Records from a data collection
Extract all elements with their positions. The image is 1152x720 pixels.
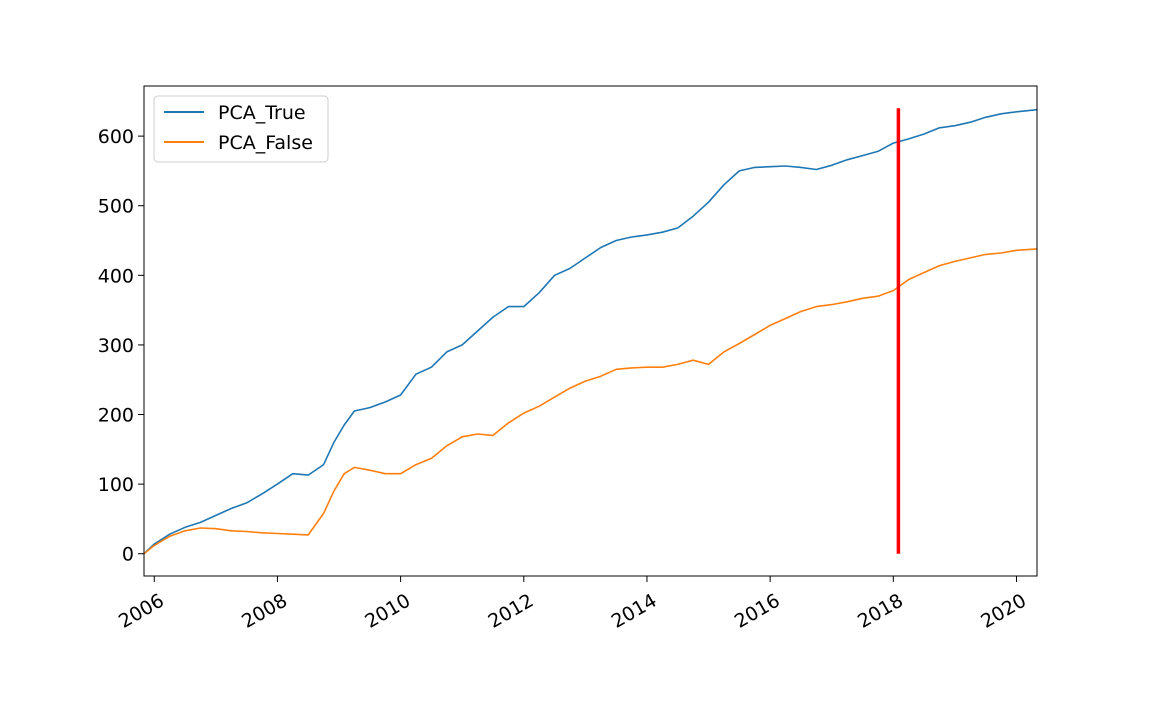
y-axis: 0 100 200 300 400 500 600 (98, 126, 144, 566)
y-tick-label: 600 (98, 126, 134, 148)
y-tick-label: 100 (98, 474, 134, 496)
y-tick-label: 0 (122, 544, 134, 566)
series-layer (143, 108, 1038, 555)
y-tick-label: 200 (98, 405, 134, 427)
series-line-pca-true (143, 108, 1038, 555)
plot-area-frame (143, 85, 1038, 577)
legend-label-pca-false: PCA_False (218, 132, 313, 154)
legend-label-pca-true: PCA_True (218, 102, 306, 124)
y-tick-label: 400 (98, 265, 134, 287)
y-tick-label: 500 (98, 196, 134, 218)
legend: PCA_True PCA_False (153, 95, 329, 163)
y-tick-label: 300 (98, 335, 134, 357)
series-line-pca-false (143, 248, 1038, 555)
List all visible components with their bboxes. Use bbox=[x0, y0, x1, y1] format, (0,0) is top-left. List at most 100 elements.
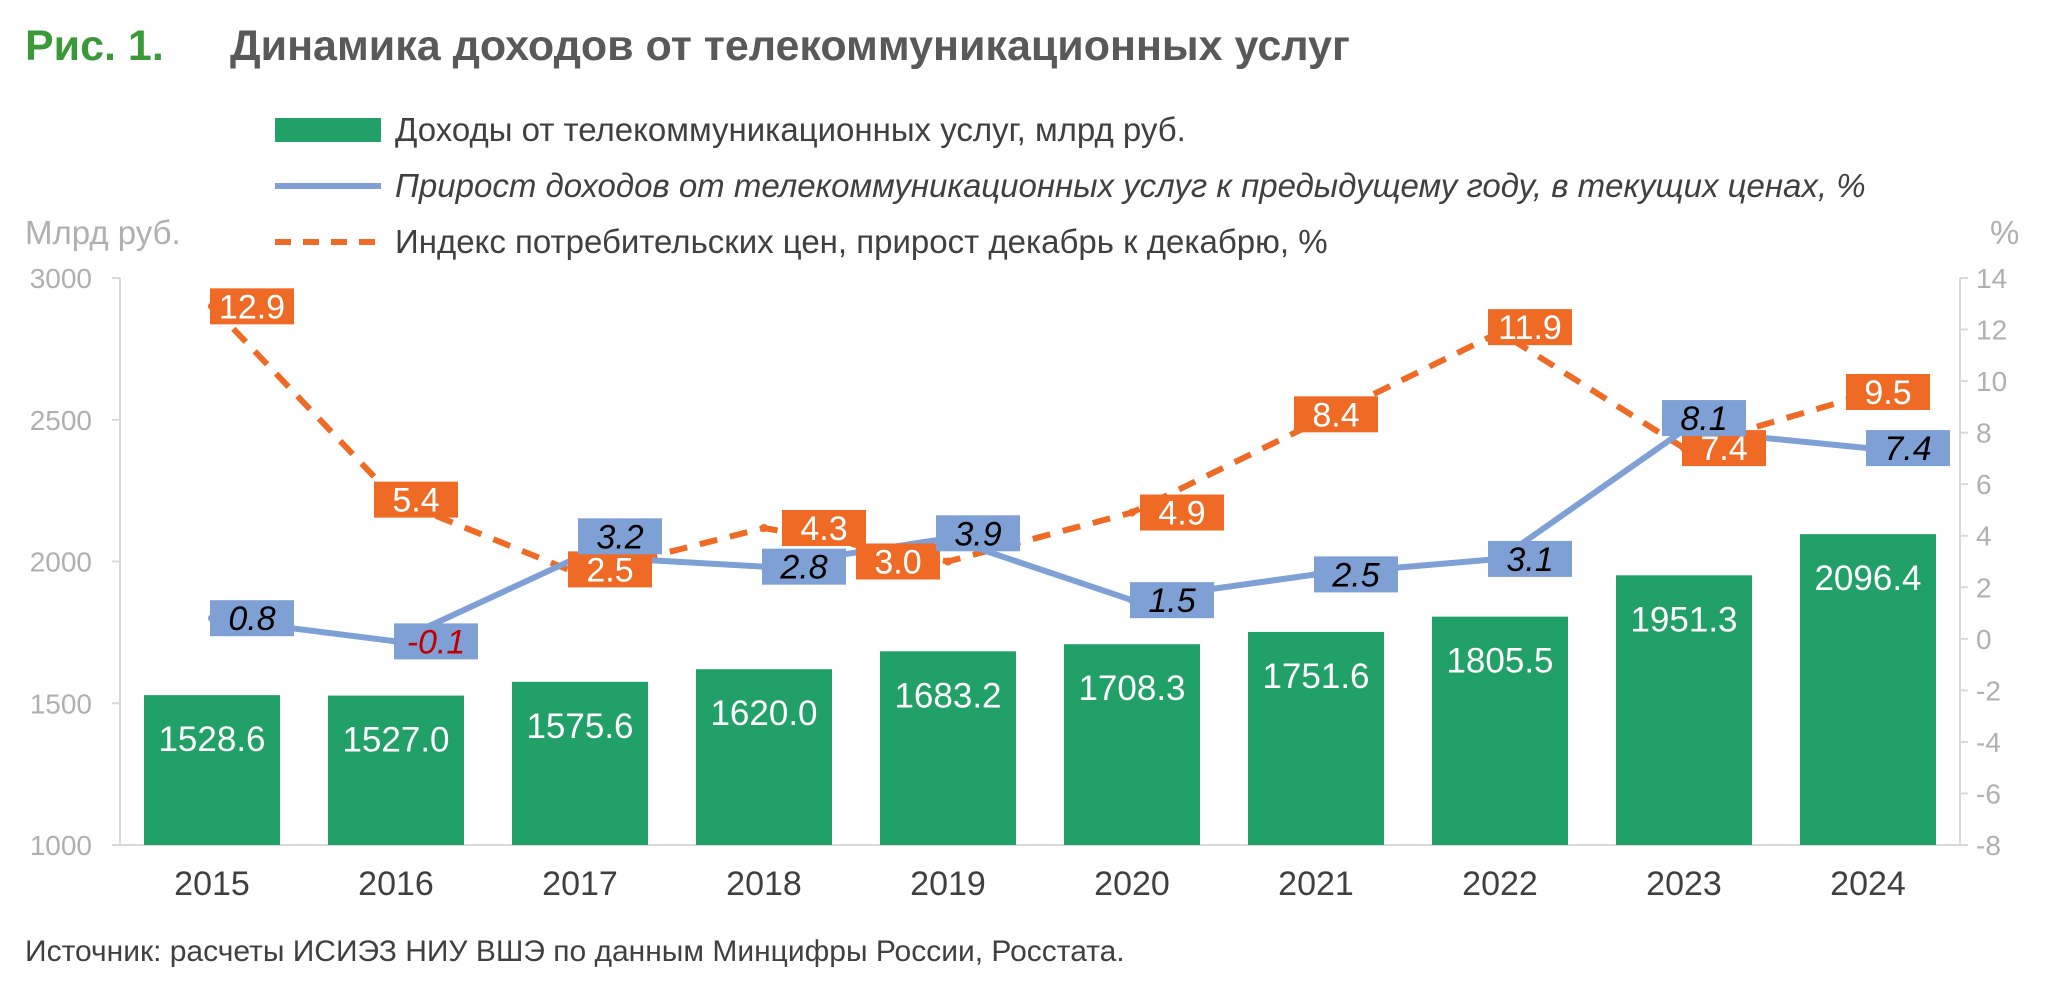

● Written exercise:
Rewrite the lines above, swapping every "elements" for "items" and keeping everything else the same. Omit the pictures from your answer.

● Full answer:
Extract all items with their positions. The image is 1152x720 pixels.
y-axis: 0 100 200 300 400 500 600 (98, 126, 144, 566)
y-tick-label: 600 (98, 126, 134, 148)
y-tick-label: 100 (98, 474, 134, 496)
y-tick-label: 0 (122, 544, 134, 566)
series-layer (143, 108, 1038, 555)
y-tick-label: 200 (98, 405, 134, 427)
series-line-pca-true (143, 108, 1038, 555)
plot-area-frame (143, 85, 1038, 577)
legend-label-pca-false: PCA_False (218, 132, 313, 154)
legend-label-pca-true: PCA_True (218, 102, 306, 124)
y-tick-label: 400 (98, 265, 134, 287)
y-tick-label: 500 (98, 196, 134, 218)
legend: PCA_True PCA_False (153, 95, 329, 163)
y-tick-label: 300 (98, 335, 134, 357)
series-line-pca-false (143, 248, 1038, 555)
List all visible components with their bboxes. Use bbox=[x0, y0, x1, y1] format, (0,0) is top-left. List at most 100 items.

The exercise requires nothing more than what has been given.